Return the rows word for word from the very first one through the line that contains "what elements are", with both ends included. Leave the pictures out of your answer.

===== Data lines

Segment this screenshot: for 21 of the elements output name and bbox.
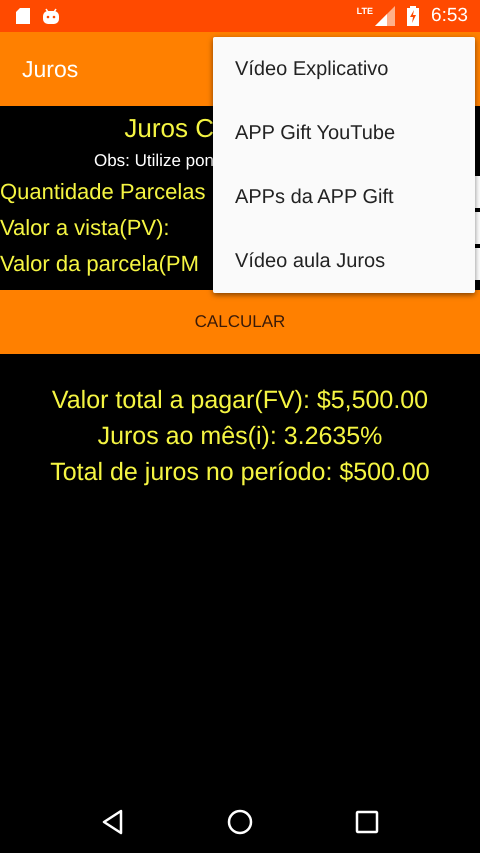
app-title: Juros [22,56,78,82]
result-text: Total de juros no período: $500.00 [50,457,430,488]
result-text: Juros ao mês(i): 3.2635% [98,421,382,452]
home-icon[interactable] [226,808,254,836]
menu-item[interactable]: APPs da APP Gift [213,165,475,229]
signal-icon [375,6,396,26]
note-text: Obs: Utilize pon [94,150,214,172]
form-title: Juros C [124,112,214,145]
sd-card-icon [16,8,30,24]
result-text: Valor total a pagar(FV): $5,500.00 [52,385,428,416]
android-icon [42,8,60,24]
menu-item[interactable]: Vídeo aula Juros [213,229,475,293]
network-type-label: LTE [356,6,374,16]
battery-icon [407,6,420,26]
calculate-button[interactable]: CALCULAR [0,290,480,354]
menu-item[interactable]: APP Gift YouTube [213,101,475,165]
clock: 6:53 [431,5,468,27]
menu-item[interactable]: Vídeo Explicativo [213,37,475,101]
field-label: Valor a vista(PV): [0,214,171,242]
field-label: Quantidade Parcelas [0,178,206,206]
field-label: Valor da parcela(PM [0,250,200,278]
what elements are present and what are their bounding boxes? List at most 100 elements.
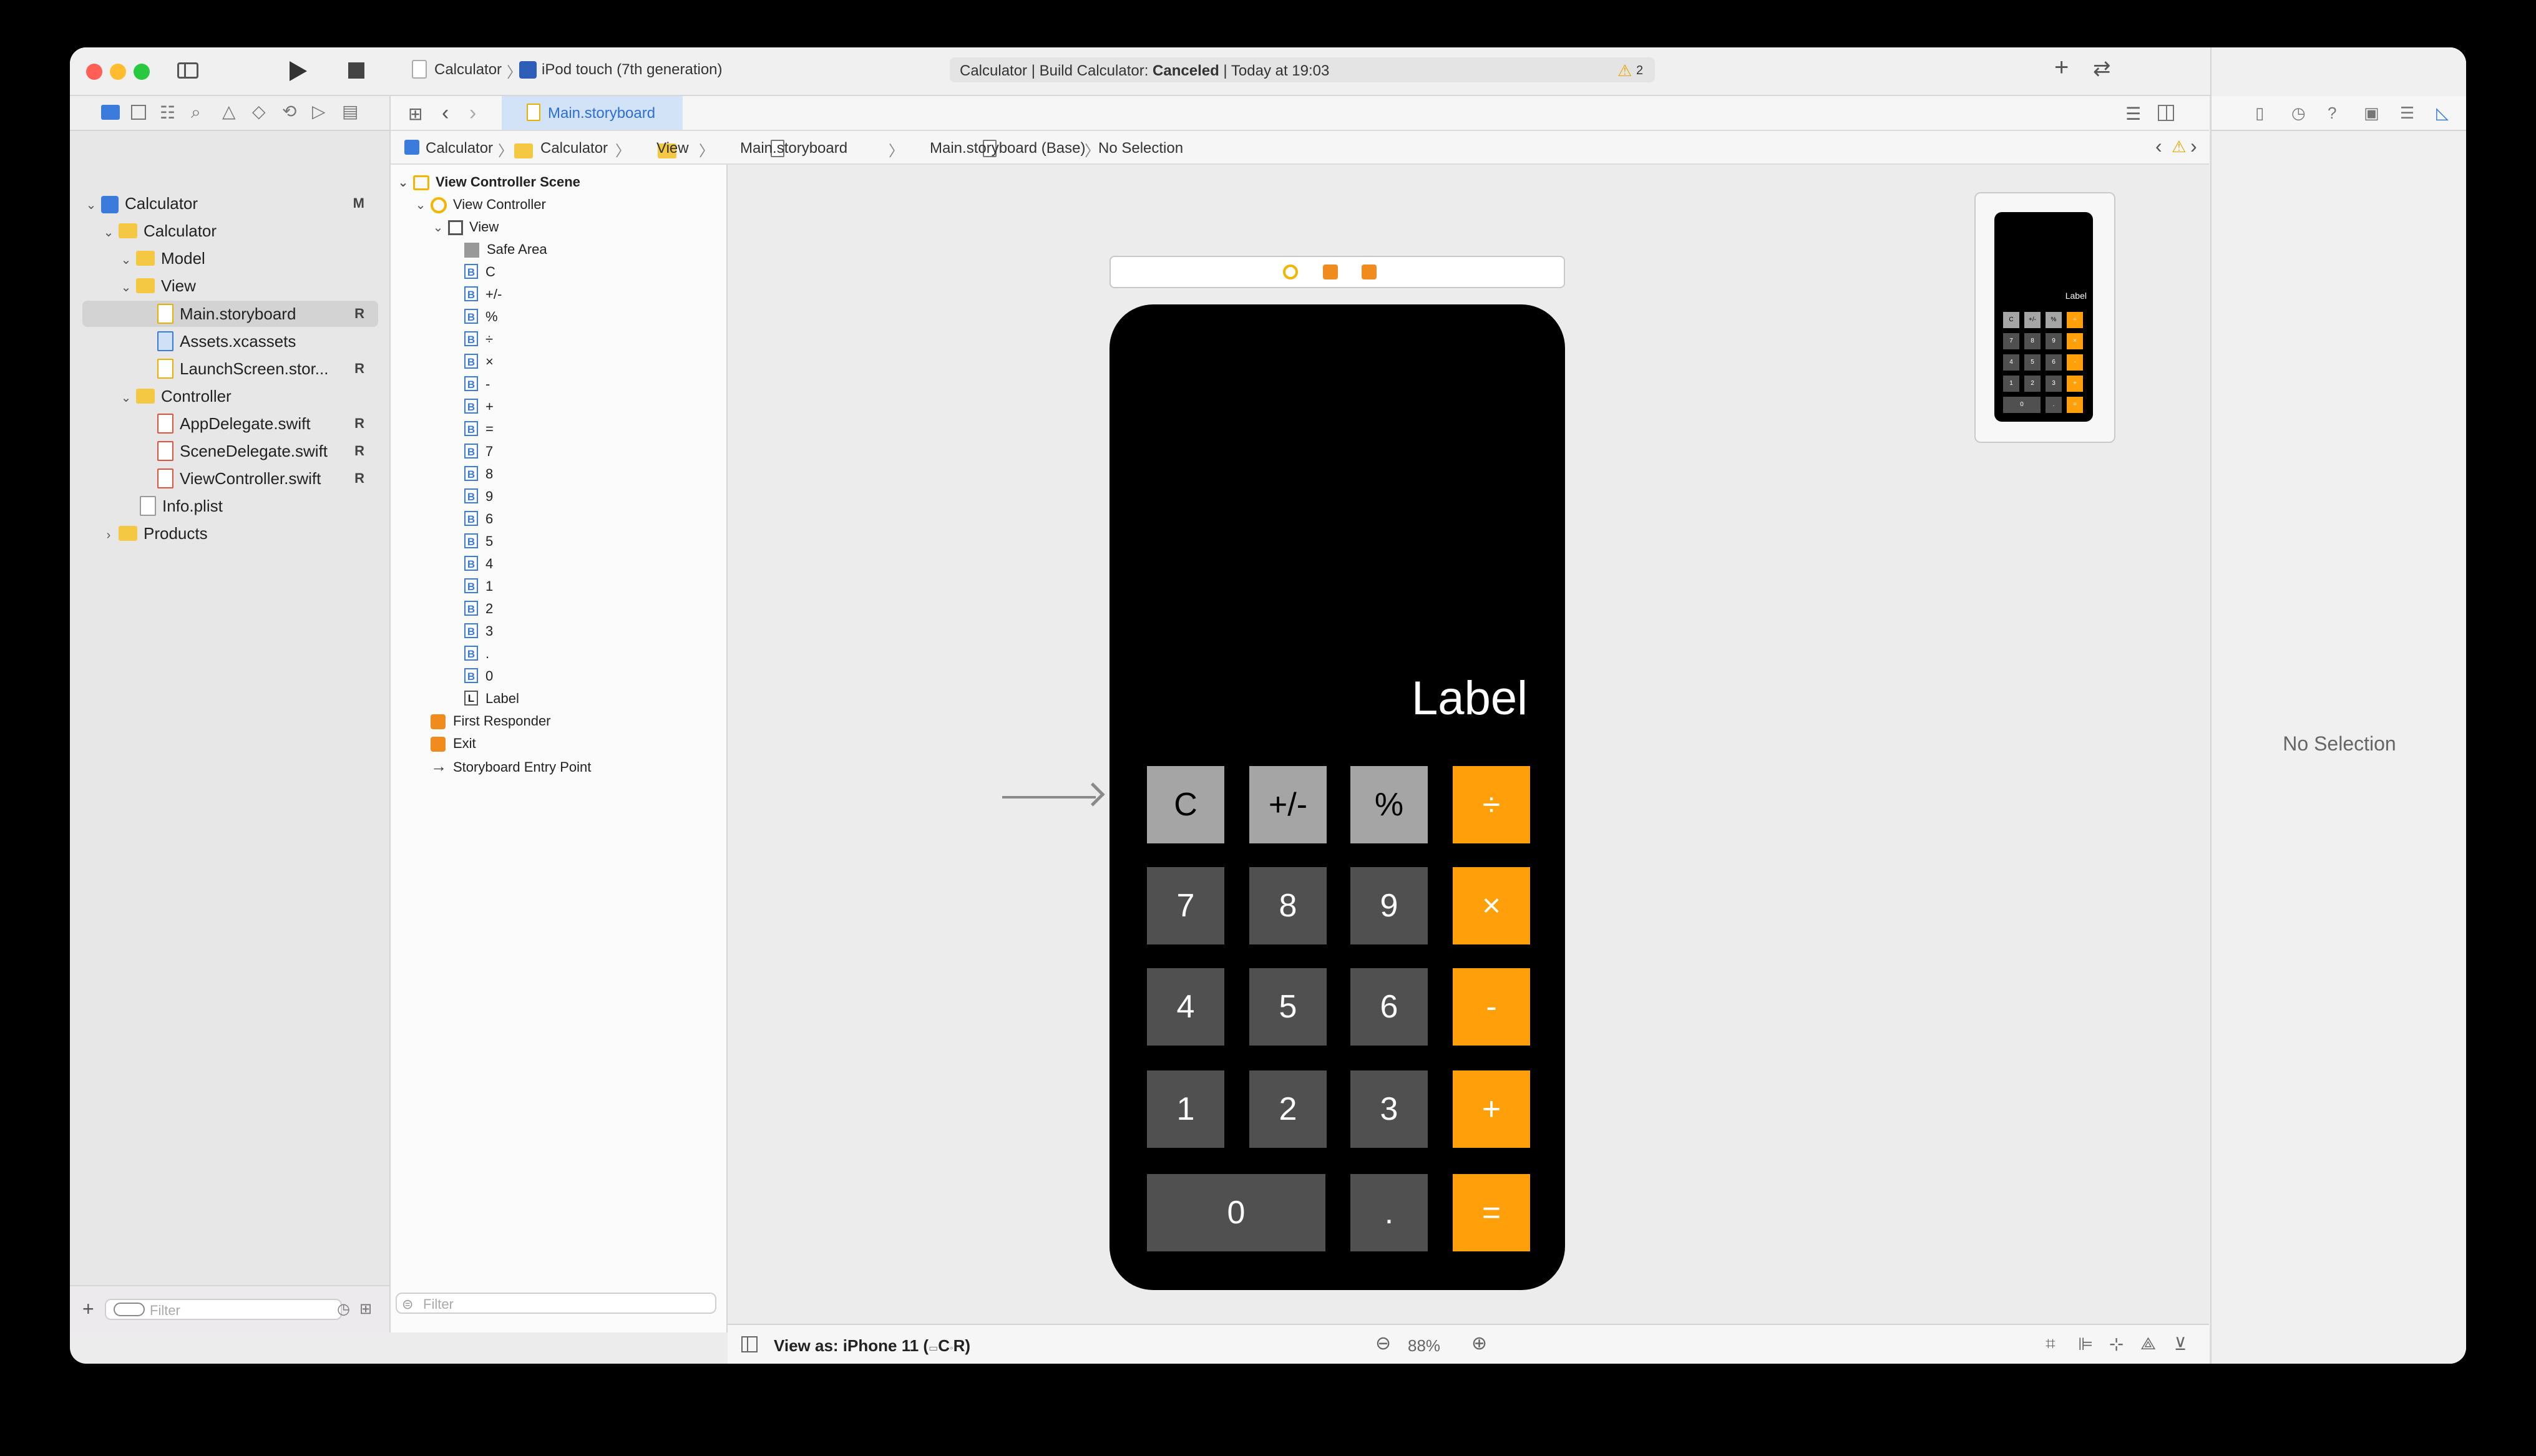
- attributes-inspector-icon[interactable]: ☰: [2400, 104, 2414, 123]
- add-icon[interactable]: +: [2054, 54, 2069, 82]
- outline-safe-area[interactable]: Safe Area: [464, 238, 547, 261]
- view-controller-icon[interactable]: [1283, 265, 1298, 279]
- outline-button[interactable]: B5: [464, 530, 493, 553]
- outline-button[interactable]: BC: [464, 261, 495, 283]
- breadcrumb-item[interactable]: Calculator: [426, 140, 493, 157]
- source-control-icon[interactable]: [131, 105, 146, 120]
- update-frames-icon[interactable]: ⌗: [2046, 1334, 2056, 1354]
- debug-icon[interactable]: ⟲: [282, 101, 296, 122]
- next-issue-icon[interactable]: ›: [2190, 135, 2197, 158]
- tab-main-storyboard[interactable]: Main.storyboard: [502, 96, 683, 130]
- test-icon[interactable]: ◇: [252, 101, 266, 122]
- chevron-right-icon[interactable]: ›: [102, 523, 115, 548]
- help-inspector-icon[interactable]: ?: [2328, 104, 2336, 123]
- report-icon[interactable]: ▤: [342, 101, 358, 122]
- scm-filter-icon[interactable]: ⊞: [359, 1300, 372, 1318]
- back-icon[interactable]: ‹: [442, 101, 449, 125]
- sidebar-toggle-icon[interactable]: [177, 62, 198, 79]
- outline-scene[interactable]: ⌄ View Controller Scene: [397, 171, 580, 193]
- key-5[interactable]: 5: [1249, 968, 1327, 1046]
- find-icon[interactable]: ⌕: [191, 102, 201, 123]
- key-decimal[interactable]: .: [1350, 1174, 1428, 1251]
- breadcrumb-item[interactable]: Main.storyboard: [740, 140, 847, 157]
- nav-item-main-storyboard[interactable]: Main.storyboard: [157, 301, 296, 326]
- nav-item-project[interactable]: ⌄ Calculator: [85, 191, 198, 216]
- run-icon[interactable]: [290, 61, 307, 81]
- recent-files-icon[interactable]: ◷: [337, 1300, 350, 1318]
- split-editor-icon[interactable]: [2158, 105, 2174, 121]
- outline-entry-point[interactable]: → Storyboard Entry Point: [431, 755, 591, 777]
- symbol-navigator-icon[interactable]: ☷: [160, 102, 175, 123]
- outline-button[interactable]: B ×: [464, 351, 494, 373]
- warning-icon[interactable]: ⚠: [1617, 61, 1632, 80]
- display-label[interactable]: Label: [1412, 671, 1528, 726]
- chevron-down-icon[interactable]: ⌄: [102, 220, 115, 245]
- nav-item-products[interactable]: › Products: [102, 521, 208, 546]
- nav-item-group-calculator[interactable]: ⌄ Calculator: [102, 218, 217, 243]
- key-plus[interactable]: +: [1453, 1070, 1530, 1148]
- chevron-down-icon[interactable]: ⌄: [120, 386, 132, 410]
- nav-item-controller[interactable]: ⌄ Controller: [120, 384, 232, 409]
- nav-item-infoplist[interactable]: Info.plist: [140, 493, 223, 518]
- related-items-icon[interactable]: ⊞: [408, 104, 422, 124]
- outline-button[interactable]: B6: [464, 508, 493, 530]
- outline-button[interactable]: B8: [464, 463, 493, 485]
- key-6[interactable]: 6: [1350, 968, 1428, 1046]
- key-sign[interactable]: +/-: [1249, 766, 1327, 843]
- key-percent[interactable]: %: [1350, 766, 1428, 843]
- outline-toggle-icon[interactable]: [741, 1336, 758, 1352]
- warning-icon[interactable]: ⚠: [2172, 137, 2186, 157]
- canvas-minimap[interactable]: Label C +/- % ÷ 7 8 9 × 4 5 6 - 1 2 3 + …: [1974, 192, 2115, 443]
- entry-point-arrow[interactable]: [1002, 796, 1096, 798]
- outline-button[interactable]: B9: [464, 485, 493, 508]
- key-1[interactable]: 1: [1147, 1070, 1224, 1148]
- outline-view[interactable]: ⌄ View: [432, 216, 499, 238]
- view-as-button[interactable]: View as: iPhone 11 (▭C◦R): [774, 1336, 970, 1356]
- chevron-down-icon[interactable]: ⌄: [414, 194, 427, 216]
- outline-first-responder[interactable]: First Responder: [431, 710, 551, 732]
- key-multiply[interactable]: ×: [1453, 867, 1530, 944]
- nav-item-launchscreen[interactable]: LaunchScreen.stor...: [157, 356, 328, 381]
- chevron-down-icon[interactable]: ⌄: [120, 275, 132, 300]
- outline-button[interactable]: B +/-: [464, 283, 502, 306]
- size-inspector-icon[interactable]: ◺: [2436, 104, 2449, 123]
- outline-button[interactable]: B7: [464, 440, 493, 463]
- warning-count[interactable]: 2: [1636, 64, 1643, 78]
- key-8[interactable]: 8: [1249, 867, 1327, 944]
- outline-button[interactable]: B =: [464, 418, 494, 440]
- breadcrumb-item[interactable]: Main.storyboard (Base): [930, 140, 1085, 157]
- nav-item-scenedelegate[interactable]: SceneDelegate.swift: [157, 439, 328, 463]
- chevron-down-icon[interactable]: ⌄: [432, 216, 444, 239]
- outline-button[interactable]: B +: [464, 396, 494, 418]
- phone-preview[interactable]: Label C +/- % ÷ 7 8 9 × 4 5 6 - 1 2 3 + …: [1110, 304, 1565, 1290]
- chevron-down-icon[interactable]: ⌄: [120, 248, 132, 273]
- nav-item-view[interactable]: ⌄ View: [120, 273, 196, 298]
- key-equals[interactable]: =: [1453, 1174, 1530, 1251]
- key-clear[interactable]: C: [1147, 766, 1224, 843]
- editor-options-icon[interactable]: ☰: [2125, 104, 2141, 124]
- align-icon[interactable]: ⊫: [2078, 1334, 2093, 1354]
- outline-button[interactable]: B-: [464, 373, 490, 396]
- nav-item-assets[interactable]: Assets.xcassets: [157, 329, 296, 354]
- outline-button[interactable]: B4: [464, 553, 493, 575]
- key-3[interactable]: 3: [1350, 1070, 1428, 1148]
- outline-button[interactable]: B ÷: [464, 328, 493, 351]
- key-divide[interactable]: ÷: [1453, 766, 1530, 843]
- outline-label[interactable]: L Label: [464, 687, 519, 710]
- history-inspector-icon[interactable]: ◷: [2291, 104, 2306, 123]
- breakpoint-icon[interactable]: ▷: [312, 101, 326, 122]
- code-review-icon[interactable]: ⇄: [2093, 56, 2111, 81]
- key-4[interactable]: 4: [1147, 968, 1224, 1046]
- close-window-button[interactable]: [86, 64, 102, 80]
- outline-button[interactable]: B.: [464, 643, 489, 665]
- outline-exit[interactable]: Exit: [431, 732, 476, 755]
- issue-icon[interactable]: △: [222, 101, 236, 122]
- nav-item-viewcontroller[interactable]: ViewController.swift: [157, 466, 321, 491]
- first-responder-icon[interactable]: [1323, 265, 1338, 279]
- add-constraints-icon[interactable]: ⊹: [2109, 1334, 2124, 1354]
- zoom-out-icon[interactable]: ⊖: [1375, 1332, 1391, 1354]
- outline-button[interactable]: B2: [464, 598, 493, 620]
- identity-inspector-icon[interactable]: ▣: [2364, 104, 2379, 123]
- folder-navigator-icon[interactable]: [101, 105, 120, 120]
- key-7[interactable]: 7: [1147, 867, 1224, 944]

==========

## [Solution]
Segment this screenshot: for 21 of the elements output name and bbox.
app-title: Juros [22,56,78,82]
result-text: Total de juros no período: $500.00 [50,457,430,488]
result-text: Juros ao mês(i): 3.2635% [98,421,382,452]
home-icon[interactable] [226,808,254,836]
menu-item[interactable]: APPs da APP Gift [213,165,475,229]
signal-icon [375,6,396,26]
note-text: Obs: Utilize pon [94,150,214,172]
form-title: Juros C [124,112,214,145]
sd-card-icon [16,8,30,24]
result-text: Valor total a pagar(FV): $5,500.00 [52,385,428,416]
android-icon [42,8,60,24]
menu-item[interactable]: Vídeo aula Juros [213,229,475,293]
network-type-label: LTE [356,6,374,16]
battery-icon [407,6,420,26]
calculate-button[interactable]: CALCULAR [0,290,480,354]
menu-item[interactable]: APP Gift YouTube [213,101,475,165]
clock: 6:53 [431,5,468,27]
menu-item[interactable]: Vídeo Explicativo [213,37,475,101]
field-label: Valor a vista(PV): [0,214,171,242]
field-label: Quantidade Parcelas [0,178,206,206]
field-label: Valor da parcela(PM [0,250,200,278]
what elements are present and what are their bounding boxes? List at most 100 elements.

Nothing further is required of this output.